WRITTEN TASK = Reproduce every row below word for word, leaving out the pictures.
::: TASK INPUT :::
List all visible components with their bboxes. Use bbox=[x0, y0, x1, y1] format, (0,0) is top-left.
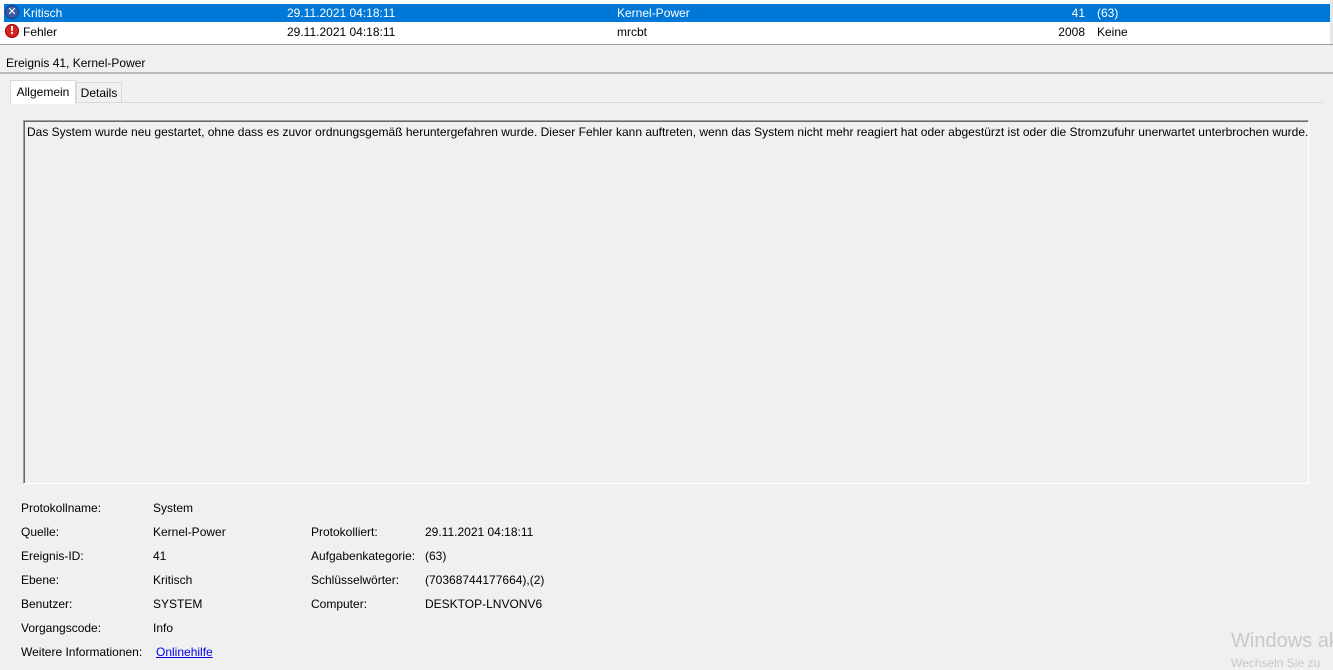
event-source: mrcbt bbox=[617, 25, 647, 39]
event-source: Kernel-Power bbox=[617, 6, 690, 20]
event-level: Fehler bbox=[23, 25, 58, 39]
logged-value: 29.11.2021 04:18:11 bbox=[425, 525, 534, 539]
list-top-edge bbox=[0, 0, 1333, 3]
event-row-error[interactable]: ! Fehler 29.11.2021 04:18:11 mrcbt 2008 … bbox=[4, 23, 1333, 41]
description-box[interactable]: Das System wurde neu gestartet, ohne das… bbox=[23, 120, 1309, 484]
task-category-label: Aufgabenkategorie: bbox=[311, 549, 416, 563]
task-category-value: (63) bbox=[425, 549, 447, 563]
event-id: 2008 bbox=[1058, 25, 1085, 39]
activation-watermark-title: Windows ak bbox=[1231, 630, 1333, 652]
log-name-value: System bbox=[153, 501, 194, 515]
computer-value: DESKTOP-LNVONV6 bbox=[425, 597, 543, 611]
tab-panel-border bbox=[10, 102, 1323, 103]
log-name-label: Protokollname: bbox=[21, 501, 102, 515]
level-label: Ebene: bbox=[21, 573, 60, 587]
detail-header: Ereignis 41, Kernel-Power bbox=[0, 50, 1333, 74]
more-info-label: Weitere Informationen: bbox=[21, 645, 143, 659]
source-label: Quelle: bbox=[21, 525, 60, 539]
event-date: 29.11.2021 04:18:11 bbox=[287, 25, 396, 39]
source-value: Kernel-Power bbox=[153, 525, 226, 539]
user-label: Benutzer: bbox=[21, 597, 73, 611]
critical-icon: ✕ bbox=[5, 5, 19, 19]
keywords-value: (70368744177664),(2) bbox=[425, 573, 545, 587]
event-id-label: Ereignis-ID: bbox=[21, 549, 84, 563]
opcode-label: Vorgangscode: bbox=[21, 621, 102, 635]
event-row-critical[interactable]: ✕ Kritisch 29.11.2021 04:18:11 Kernel-Po… bbox=[4, 4, 1333, 22]
online-help-link[interactable]: Onlinehilfe bbox=[156, 645, 213, 659]
event-level: Kritisch bbox=[23, 6, 63, 20]
opcode-value: Info bbox=[153, 621, 174, 635]
list-divider bbox=[0, 44, 1333, 45]
level-value: Kritisch bbox=[153, 573, 193, 587]
tab-details[interactable]: Details bbox=[76, 82, 122, 103]
logged-label: Protokolliert: bbox=[311, 525, 378, 539]
event-date: 29.11.2021 04:18:11 bbox=[287, 6, 396, 20]
event-list[interactable]: ✕ Kritisch 29.11.2021 04:18:11 Kernel-Po… bbox=[0, 0, 1333, 44]
description-text: Das System wurde neu gestartet, ohne das… bbox=[27, 125, 1309, 139]
event-id-value: 41 bbox=[153, 549, 167, 563]
detail-title: Ereignis 41, Kernel-Power bbox=[6, 56, 146, 70]
event-task-category: (63) bbox=[1097, 6, 1119, 20]
event-id: 41 bbox=[1071, 6, 1085, 20]
event-task-category: Keine bbox=[1097, 25, 1128, 39]
user-value: SYSTEM bbox=[153, 597, 203, 611]
keywords-label: Schlüsselwörter: bbox=[311, 573, 400, 587]
error-icon: ! bbox=[5, 24, 19, 38]
computer-label: Computer: bbox=[311, 597, 368, 611]
tab-general[interactable]: Allgemein bbox=[10, 80, 76, 104]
:::
FINISHED TASK =
List all visible components with their bboxes. Use bbox=[x0, y0, x1, y1] format, (0,0) is top-left.
event-source: mrcbt bbox=[617, 25, 647, 39]
event-source: Kernel-Power bbox=[617, 6, 690, 20]
event-level: Fehler bbox=[23, 25, 58, 39]
logged-value: 29.11.2021 04:18:11 bbox=[425, 525, 534, 539]
list-top-edge bbox=[0, 0, 1333, 3]
event-row-error[interactable]: ! Fehler 29.11.2021 04:18:11 mrcbt 2008 … bbox=[4, 23, 1333, 41]
description-box[interactable]: Das System wurde neu gestartet, ohne das… bbox=[23, 120, 1309, 484]
task-category-label: Aufgabenkategorie: bbox=[311, 549, 416, 563]
task-category-value: (63) bbox=[425, 549, 447, 563]
event-id: 2008 bbox=[1058, 25, 1085, 39]
activation-watermark-title: Windows ak bbox=[1231, 630, 1333, 652]
log-name-value: System bbox=[153, 501, 194, 515]
computer-value: DESKTOP-LNVONV6 bbox=[425, 597, 543, 611]
tab-panel-border bbox=[10, 102, 1323, 103]
log-name-label: Protokollname: bbox=[21, 501, 102, 515]
level-label: Ebene: bbox=[21, 573, 60, 587]
detail-header: Ereignis 41, Kernel-Power bbox=[0, 50, 1333, 74]
more-info-label: Weitere Informationen: bbox=[21, 645, 143, 659]
source-label: Quelle: bbox=[21, 525, 60, 539]
event-date: 29.11.2021 04:18:11 bbox=[287, 25, 396, 39]
source-value: Kernel-Power bbox=[153, 525, 226, 539]
user-label: Benutzer: bbox=[21, 597, 73, 611]
critical-icon: ✕ bbox=[5, 5, 19, 19]
keywords-value: (70368744177664),(2) bbox=[425, 573, 545, 587]
event-id-label: Ereignis-ID: bbox=[21, 549, 84, 563]
opcode-label: Vorgangscode: bbox=[21, 621, 102, 635]
event-row-critical[interactable]: ✕ Kritisch 29.11.2021 04:18:11 Kernel-Po… bbox=[4, 4, 1333, 22]
online-help-link[interactable]: Onlinehilfe bbox=[156, 645, 213, 659]
event-level: Kritisch bbox=[23, 6, 63, 20]
opcode-value: Info bbox=[153, 621, 174, 635]
list-divider bbox=[0, 44, 1333, 45]
level-value: Kritisch bbox=[153, 573, 193, 587]
tab-details[interactable]: Details bbox=[76, 82, 122, 103]
logged-label: Protokolliert: bbox=[311, 525, 378, 539]
event-date: 29.11.2021 04:18:11 bbox=[287, 6, 396, 20]
event-list[interactable]: ✕ Kritisch 29.11.2021 04:18:11 Kernel-Po… bbox=[0, 0, 1333, 44]
description-text: Das System wurde neu gestartet, ohne das… bbox=[27, 125, 1309, 139]
event-id-value: 41 bbox=[153, 549, 167, 563]
detail-title: Ereignis 41, Kernel-Power bbox=[6, 56, 146, 70]
event-task-category: (63) bbox=[1097, 6, 1119, 20]
event-id: 41 bbox=[1071, 6, 1085, 20]
event-task-category: Keine bbox=[1097, 25, 1128, 39]
user-value: SYSTEM bbox=[153, 597, 203, 611]
keywords-label: Schlüsselwörter: bbox=[311, 573, 400, 587]
error-icon: ! bbox=[5, 24, 19, 38]
computer-label: Computer: bbox=[311, 597, 368, 611]
tab-general[interactable]: Allgemein bbox=[10, 80, 76, 104]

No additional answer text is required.